◆ Passage provided
━━━━━━━━━━━━━━━━
Middle Eastern studies (sometimes referred to as Near Eastern studies) is a name given to a number of academic programs associated with the study of the history, culture, politics, economies, and geography of the Middle East, an area that is generally interpreted to cover a range of nations including Egypt, Iran, Iraq, Israel, Jordan, Lebanon, Oman, Palestine, Saudi Arabia, Syria, Turkey, and Yemen. It is considered a form of area studies, taking an overtly interdisciplinary approach to the study of a region. In this sense Middle Eastern studies is a far broader and less traditional field than classical Islamic studies.

The subject was historically regarded as part of Oriental studies, which also included East Asian studies and Egyptology and other specialisms in the ancient civilizations of the region; the growth of the field of study in the West is treated at that article. Many academic faculties still cover both areas. Although some academic programs combine Middle Eastern studies with Islamic studies, based on the preponderance of Muslims in the region (with Israel and Lebanon being the only exceptions), others maintain these areas of study as separate disciplines.

Controversies
In 1978 Edward Said, a Palestinian American professor of comparative literature at Columbia University, published his book Orientalism, in which he accused earlier scholars of a "subtle and persistent Eurocentric prejudice against Arab-Islamic peoples and their culture", claiming the bias amounted to a justification for imperialism. Western academics such as Irwin challenged Said's conclusions, however the book became a standard text of literary theory and cultural studies.

Following the September 11 attacks, U.S. Middle Eastern studies programs were criticized as inattentive to issues of Islamic terrorism. Israeli-American historian Martin Kramer published a 2001 book, Ivory Towers on Sand: The Failure of Middle Eastern Studies in America, and Wall Street Journal article claiming that Middle Eastern studies courses were "part of the problem, not its remedy." In a Foreign Affairs review of the book, F. Gregory Gause said his analysis was, in part, "serious and substantive" but "far too often his valid points are overshadowed by academic score-settling and major inconsistencies."

In 2002, American writer Daniel Pipes established an organisation called Campus Watch to combat what he perceived to be serious problems within the discipline, including "analytical failures, the mixing of politics with scholarship, intolerance of alternative views, apologetics, and the abuse of power over students". He encouraged students to advise the organization of problems at their campuses. In turn critics within the discipline such as John Esposito accused him of "McCarthyism". Professors denounced by Pipes as "left-wing extremists" were often harassed with hate speech. Pipes was appointed to the United States Institute of Peace board of directors by George W. Bush, despite protests from the Arab American community.

In 2010, foreign policy analyst Mitchell Bard claimed in his 2010 book The Arab Lobby: The Invisible Alliance That Undermines America's Interests in the Middle East that elements of the Arab lobby particularly Saudi Arabia and pro-Palestinian advocates were hijacking the academic field of Middle Eastern studies within several prominent American universities including Georgetown University, Harvard University, and Columbia University. This has involved Saudi Arabia and other Gulf States funding centers and chairs at universities to promote a pro-Arabist agenda. Bard has also accused several prominent Middle Eastern studies academics including John Esposito and Rashid Khalidi of abusing positions by advancing a pro-Palestinian political agenda.
━━━━━━━━━━━━━━━━
◆ Dataset content
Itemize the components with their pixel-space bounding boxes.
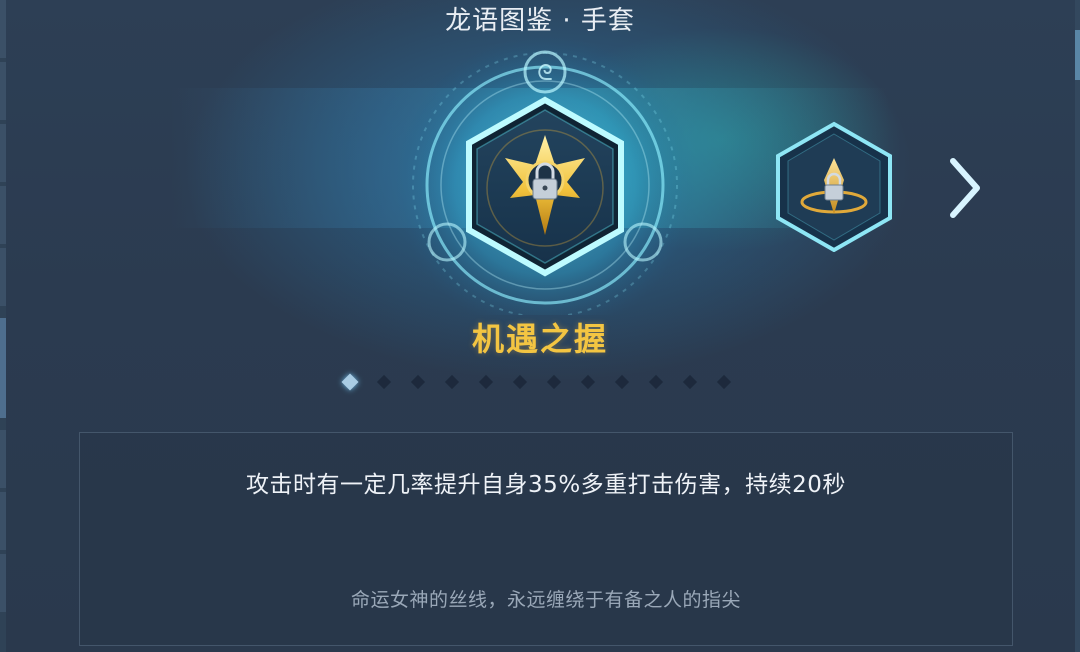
━━━━━━━━━━━━━━━━
◆ Things to do
(a) Summarize the passage on Middle Eastern studies in two sentences.
(b) According to the passage on Middle Eastern studies, why do some academic programs combine Middle Eastern studies with Islamic studies? Answer in one or two sentences.
(c) Continue the passage on Middle Eastern studies from its final sentence.

◆ Final results
(a) Middle Eastern studies, sometimes called Near Eastern studies, is an interdisciplinary form of area studies that examines the history, culture, politics, economies, and geography of the Middle East, and it was historically regarded as part of Oriental studies. The field has drawn controversy from Edward Said's 1978 critique of Eurocentric bias in earlier scholarship, from criticism by Martin Kramer, Daniel Pipes, and Mitchell Bard of American programs, and from Bard's claim that Arab and pro-Palestinian interests were hijacking the field at several prominent universities.

(b) Some programs combine the two fields because Muslims make up the preponderance of the population in the region. Israel and Lebanon are the only exceptions.

(c)
In addition, Bard has criticized the Middle Eastern Studies Association (MESA) for adopting a pro-Palestinian standpoint. Bard has also alleged that MESA marginalizes non-Israel-related topics including the Kurdish–Turkish conflict and the persecution of religious minorities like Christians and ethnic minorities that are non-Arabs such as Jews, Kurds, Armenians and Yazidis. Finally, Bard has contended that since the September 11 attacks, the Arab lobby working through Middle Eastern Studies university departments have sought to influence pre-university education by tailoring education programs and resources to reflect a pro-Arabist agenda.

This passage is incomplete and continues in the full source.